# What to produce:
Scan the material and copy every line in which "Earnings" appears.

# Dataset records:
(begin)

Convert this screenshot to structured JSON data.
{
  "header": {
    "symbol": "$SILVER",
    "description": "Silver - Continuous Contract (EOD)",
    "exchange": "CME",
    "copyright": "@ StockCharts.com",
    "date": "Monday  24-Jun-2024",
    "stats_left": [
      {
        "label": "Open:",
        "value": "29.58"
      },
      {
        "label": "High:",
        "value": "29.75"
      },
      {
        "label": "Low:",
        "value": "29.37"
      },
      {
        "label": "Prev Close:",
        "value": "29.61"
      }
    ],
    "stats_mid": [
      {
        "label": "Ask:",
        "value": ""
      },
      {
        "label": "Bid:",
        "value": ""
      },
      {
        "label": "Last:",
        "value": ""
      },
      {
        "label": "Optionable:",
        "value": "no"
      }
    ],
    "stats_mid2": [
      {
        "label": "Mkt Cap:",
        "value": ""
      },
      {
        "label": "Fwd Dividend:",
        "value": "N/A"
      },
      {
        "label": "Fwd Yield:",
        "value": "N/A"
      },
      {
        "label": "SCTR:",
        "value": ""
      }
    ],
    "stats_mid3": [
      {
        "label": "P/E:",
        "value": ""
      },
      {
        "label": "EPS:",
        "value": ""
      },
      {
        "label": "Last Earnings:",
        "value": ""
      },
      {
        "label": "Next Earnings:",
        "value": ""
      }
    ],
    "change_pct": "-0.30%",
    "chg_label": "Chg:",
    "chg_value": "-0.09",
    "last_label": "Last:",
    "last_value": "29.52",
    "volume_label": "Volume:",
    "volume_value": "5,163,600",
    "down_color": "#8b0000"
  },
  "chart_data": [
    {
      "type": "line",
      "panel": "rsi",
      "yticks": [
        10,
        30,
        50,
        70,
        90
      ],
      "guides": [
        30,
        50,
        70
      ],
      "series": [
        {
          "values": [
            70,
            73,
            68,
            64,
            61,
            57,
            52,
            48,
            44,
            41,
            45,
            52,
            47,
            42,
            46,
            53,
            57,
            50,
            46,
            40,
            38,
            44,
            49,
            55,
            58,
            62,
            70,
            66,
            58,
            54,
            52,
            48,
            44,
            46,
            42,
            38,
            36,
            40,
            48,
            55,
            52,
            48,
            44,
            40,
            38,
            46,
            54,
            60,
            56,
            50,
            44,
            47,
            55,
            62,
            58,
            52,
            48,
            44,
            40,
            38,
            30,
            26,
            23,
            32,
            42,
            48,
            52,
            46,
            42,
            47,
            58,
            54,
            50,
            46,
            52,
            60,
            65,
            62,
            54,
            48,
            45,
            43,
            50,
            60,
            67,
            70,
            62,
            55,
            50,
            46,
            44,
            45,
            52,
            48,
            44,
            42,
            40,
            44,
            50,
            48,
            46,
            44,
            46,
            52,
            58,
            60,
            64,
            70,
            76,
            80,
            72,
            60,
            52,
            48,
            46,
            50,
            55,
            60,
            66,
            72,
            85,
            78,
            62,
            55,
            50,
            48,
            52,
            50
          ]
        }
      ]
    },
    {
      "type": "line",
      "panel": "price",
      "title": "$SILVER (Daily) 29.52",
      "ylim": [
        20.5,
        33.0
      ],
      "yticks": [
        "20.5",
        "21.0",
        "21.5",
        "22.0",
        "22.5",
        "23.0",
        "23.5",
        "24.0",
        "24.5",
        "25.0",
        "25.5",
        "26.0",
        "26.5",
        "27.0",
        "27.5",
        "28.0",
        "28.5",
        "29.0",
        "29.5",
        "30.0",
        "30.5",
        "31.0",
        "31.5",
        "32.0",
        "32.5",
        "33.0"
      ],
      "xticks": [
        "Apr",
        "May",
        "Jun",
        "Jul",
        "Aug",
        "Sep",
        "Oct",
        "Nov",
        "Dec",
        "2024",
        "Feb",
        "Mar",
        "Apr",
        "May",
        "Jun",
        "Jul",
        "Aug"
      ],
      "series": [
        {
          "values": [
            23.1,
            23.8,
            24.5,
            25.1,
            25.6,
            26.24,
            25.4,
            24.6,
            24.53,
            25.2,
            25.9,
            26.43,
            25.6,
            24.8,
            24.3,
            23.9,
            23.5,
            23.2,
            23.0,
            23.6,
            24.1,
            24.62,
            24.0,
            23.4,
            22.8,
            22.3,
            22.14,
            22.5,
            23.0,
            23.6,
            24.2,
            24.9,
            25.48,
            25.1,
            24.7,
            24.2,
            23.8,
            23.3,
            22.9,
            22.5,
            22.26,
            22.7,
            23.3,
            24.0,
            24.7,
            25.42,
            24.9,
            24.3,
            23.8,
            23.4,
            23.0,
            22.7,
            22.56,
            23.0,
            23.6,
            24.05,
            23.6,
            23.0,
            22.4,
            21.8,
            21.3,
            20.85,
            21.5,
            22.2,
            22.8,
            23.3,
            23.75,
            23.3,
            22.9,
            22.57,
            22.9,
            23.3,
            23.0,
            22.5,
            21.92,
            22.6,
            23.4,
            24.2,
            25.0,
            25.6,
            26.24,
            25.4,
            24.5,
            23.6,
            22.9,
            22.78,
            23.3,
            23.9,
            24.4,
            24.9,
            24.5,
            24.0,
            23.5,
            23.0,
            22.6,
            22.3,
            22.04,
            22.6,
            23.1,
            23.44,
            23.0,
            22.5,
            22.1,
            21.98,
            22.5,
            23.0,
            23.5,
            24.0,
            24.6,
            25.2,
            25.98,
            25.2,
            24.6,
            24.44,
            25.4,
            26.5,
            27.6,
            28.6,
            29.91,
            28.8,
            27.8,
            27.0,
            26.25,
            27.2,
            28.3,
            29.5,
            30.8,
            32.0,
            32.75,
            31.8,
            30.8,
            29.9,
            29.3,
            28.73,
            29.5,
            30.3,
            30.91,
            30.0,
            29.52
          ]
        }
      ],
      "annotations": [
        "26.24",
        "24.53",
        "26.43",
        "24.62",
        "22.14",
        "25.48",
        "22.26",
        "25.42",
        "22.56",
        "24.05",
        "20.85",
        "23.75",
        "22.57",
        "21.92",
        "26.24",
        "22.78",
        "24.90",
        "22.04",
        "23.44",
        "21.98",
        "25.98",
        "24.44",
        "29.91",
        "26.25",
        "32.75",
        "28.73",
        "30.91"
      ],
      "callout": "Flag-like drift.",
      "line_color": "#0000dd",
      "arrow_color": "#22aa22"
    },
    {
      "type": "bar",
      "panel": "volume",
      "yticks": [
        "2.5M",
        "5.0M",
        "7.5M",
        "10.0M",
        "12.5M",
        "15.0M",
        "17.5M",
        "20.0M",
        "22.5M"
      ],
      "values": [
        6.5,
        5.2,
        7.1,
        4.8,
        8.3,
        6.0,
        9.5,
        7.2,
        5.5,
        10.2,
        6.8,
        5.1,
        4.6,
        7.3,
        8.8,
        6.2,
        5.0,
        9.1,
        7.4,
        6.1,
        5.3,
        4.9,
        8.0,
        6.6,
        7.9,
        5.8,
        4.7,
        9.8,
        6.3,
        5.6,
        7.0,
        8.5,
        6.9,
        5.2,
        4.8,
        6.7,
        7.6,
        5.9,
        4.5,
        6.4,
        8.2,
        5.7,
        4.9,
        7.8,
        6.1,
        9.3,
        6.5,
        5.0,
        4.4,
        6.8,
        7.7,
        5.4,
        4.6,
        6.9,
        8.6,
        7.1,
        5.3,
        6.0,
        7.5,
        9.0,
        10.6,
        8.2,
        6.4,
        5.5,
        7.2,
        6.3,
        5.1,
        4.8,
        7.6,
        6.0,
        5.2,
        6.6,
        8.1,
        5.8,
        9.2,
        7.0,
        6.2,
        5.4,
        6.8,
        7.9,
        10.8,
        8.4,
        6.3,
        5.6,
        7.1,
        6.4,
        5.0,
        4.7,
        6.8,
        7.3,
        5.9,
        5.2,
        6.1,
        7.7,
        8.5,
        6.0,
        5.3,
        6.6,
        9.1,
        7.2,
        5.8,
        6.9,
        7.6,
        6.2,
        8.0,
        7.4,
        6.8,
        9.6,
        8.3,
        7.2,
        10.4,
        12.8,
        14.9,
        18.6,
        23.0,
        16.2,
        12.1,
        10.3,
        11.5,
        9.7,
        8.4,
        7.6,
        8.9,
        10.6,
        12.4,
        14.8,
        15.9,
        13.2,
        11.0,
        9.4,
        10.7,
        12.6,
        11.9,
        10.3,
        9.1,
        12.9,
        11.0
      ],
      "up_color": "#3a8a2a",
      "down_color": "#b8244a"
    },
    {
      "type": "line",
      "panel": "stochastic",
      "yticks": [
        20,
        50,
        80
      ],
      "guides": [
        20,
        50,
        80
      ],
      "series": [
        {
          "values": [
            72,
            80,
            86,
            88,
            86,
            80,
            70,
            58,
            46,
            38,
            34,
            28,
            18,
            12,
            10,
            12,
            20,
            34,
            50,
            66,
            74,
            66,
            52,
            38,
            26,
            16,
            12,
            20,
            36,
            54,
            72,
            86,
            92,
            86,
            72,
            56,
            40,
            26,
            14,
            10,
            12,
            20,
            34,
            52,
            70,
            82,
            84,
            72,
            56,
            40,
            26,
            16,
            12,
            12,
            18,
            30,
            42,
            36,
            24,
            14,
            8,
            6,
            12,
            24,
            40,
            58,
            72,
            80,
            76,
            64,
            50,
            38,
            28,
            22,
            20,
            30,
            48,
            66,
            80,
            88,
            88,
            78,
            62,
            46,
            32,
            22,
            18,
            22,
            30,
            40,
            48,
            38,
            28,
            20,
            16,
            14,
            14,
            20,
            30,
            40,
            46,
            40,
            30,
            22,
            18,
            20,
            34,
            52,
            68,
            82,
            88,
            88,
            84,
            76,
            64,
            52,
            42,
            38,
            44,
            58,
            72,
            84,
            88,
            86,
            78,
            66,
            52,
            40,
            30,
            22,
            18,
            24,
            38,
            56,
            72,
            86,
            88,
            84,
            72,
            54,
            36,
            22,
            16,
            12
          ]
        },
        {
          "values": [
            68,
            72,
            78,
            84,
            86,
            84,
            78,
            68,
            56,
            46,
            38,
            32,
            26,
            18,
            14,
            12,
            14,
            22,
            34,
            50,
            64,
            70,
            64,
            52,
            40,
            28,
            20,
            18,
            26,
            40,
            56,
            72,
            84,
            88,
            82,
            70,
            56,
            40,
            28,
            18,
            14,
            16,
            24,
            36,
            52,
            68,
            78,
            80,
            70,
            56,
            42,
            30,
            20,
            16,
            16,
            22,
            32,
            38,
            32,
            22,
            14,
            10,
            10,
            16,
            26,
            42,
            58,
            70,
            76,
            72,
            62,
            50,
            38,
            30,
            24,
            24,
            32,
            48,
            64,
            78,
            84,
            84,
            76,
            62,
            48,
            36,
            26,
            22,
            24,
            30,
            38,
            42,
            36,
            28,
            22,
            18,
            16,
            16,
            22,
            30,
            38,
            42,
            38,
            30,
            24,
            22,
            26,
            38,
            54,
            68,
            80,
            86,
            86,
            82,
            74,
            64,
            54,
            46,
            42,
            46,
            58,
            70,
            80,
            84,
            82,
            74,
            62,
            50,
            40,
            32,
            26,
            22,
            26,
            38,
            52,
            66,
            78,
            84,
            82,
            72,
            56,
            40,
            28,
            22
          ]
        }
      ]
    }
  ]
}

(end)

# Finished task:
        "label": "Last Earnings:",
        "label": "Next Earnings:",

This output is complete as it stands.